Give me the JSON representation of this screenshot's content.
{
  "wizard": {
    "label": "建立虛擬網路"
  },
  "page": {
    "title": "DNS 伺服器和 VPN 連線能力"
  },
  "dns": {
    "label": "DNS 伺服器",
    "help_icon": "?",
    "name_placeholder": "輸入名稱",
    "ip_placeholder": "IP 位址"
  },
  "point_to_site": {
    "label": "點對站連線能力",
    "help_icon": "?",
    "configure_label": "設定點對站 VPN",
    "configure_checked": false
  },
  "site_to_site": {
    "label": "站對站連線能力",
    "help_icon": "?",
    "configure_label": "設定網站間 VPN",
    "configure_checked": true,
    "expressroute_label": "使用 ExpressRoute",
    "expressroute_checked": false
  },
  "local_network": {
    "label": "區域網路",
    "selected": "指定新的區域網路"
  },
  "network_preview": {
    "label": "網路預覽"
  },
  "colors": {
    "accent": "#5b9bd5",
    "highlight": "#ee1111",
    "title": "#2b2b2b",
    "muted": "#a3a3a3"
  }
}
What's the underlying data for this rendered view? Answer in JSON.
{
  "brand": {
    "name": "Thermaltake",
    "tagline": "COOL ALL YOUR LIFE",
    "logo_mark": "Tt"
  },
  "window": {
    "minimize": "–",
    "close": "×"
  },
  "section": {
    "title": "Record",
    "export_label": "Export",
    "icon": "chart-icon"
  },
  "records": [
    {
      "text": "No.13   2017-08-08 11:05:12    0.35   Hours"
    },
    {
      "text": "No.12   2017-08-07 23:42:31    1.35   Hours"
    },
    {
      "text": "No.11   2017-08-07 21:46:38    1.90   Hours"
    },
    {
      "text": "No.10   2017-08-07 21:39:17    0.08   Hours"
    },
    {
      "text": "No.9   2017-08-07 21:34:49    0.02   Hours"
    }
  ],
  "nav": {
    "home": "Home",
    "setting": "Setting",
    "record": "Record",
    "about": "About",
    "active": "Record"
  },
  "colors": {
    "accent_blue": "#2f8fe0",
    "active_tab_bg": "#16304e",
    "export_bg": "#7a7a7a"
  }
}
--
» WHAT IS REQUIRED
Starting at the line that contains "What's the underlying", write out every line to the end of the entries, exactly as given.

» RESPONSE TO THIS EXERCISE
What's the underlying data for this rendered view? Answer in JSON.
{
  "brand": {
    "name": "Thermaltake",
    "tagline": "COOL ALL YOUR LIFE",
    "logo_mark": "Tt"
  },
  "window": {
    "minimize": "–",
    "close": "×"
  },
  "section": {
    "title": "Record",
    "export_label": "Export",
    "icon": "chart-icon"
  },
  "records": [
    {
      "text": "No.13   2017-08-08 11:05:12    0.35   Hours"
    },
    {
      "text": "No.12   2017-08-07 23:42:31    1.35   Hours"
    },
    {
      "text": "No.11   2017-08-07 21:46:38    1.90   Hours"
    },
    {
      "text": "No.10   2017-08-07 21:39:17    0.08   Hours"
    },
    {
      "text": "No.9   2017-08-07 21:34:49    0.02   Hours"
    }
  ],
  "nav": {
    "home": "Home",
    "setting": "Setting",
    "record": "Record",
    "about": "About",
    "active": "Record"
  },
  "colors": {
    "accent_blue": "#2f8fe0",
    "active_tab_bg": "#16304e",
    "export_bg": "#7a7a7a"
  }
}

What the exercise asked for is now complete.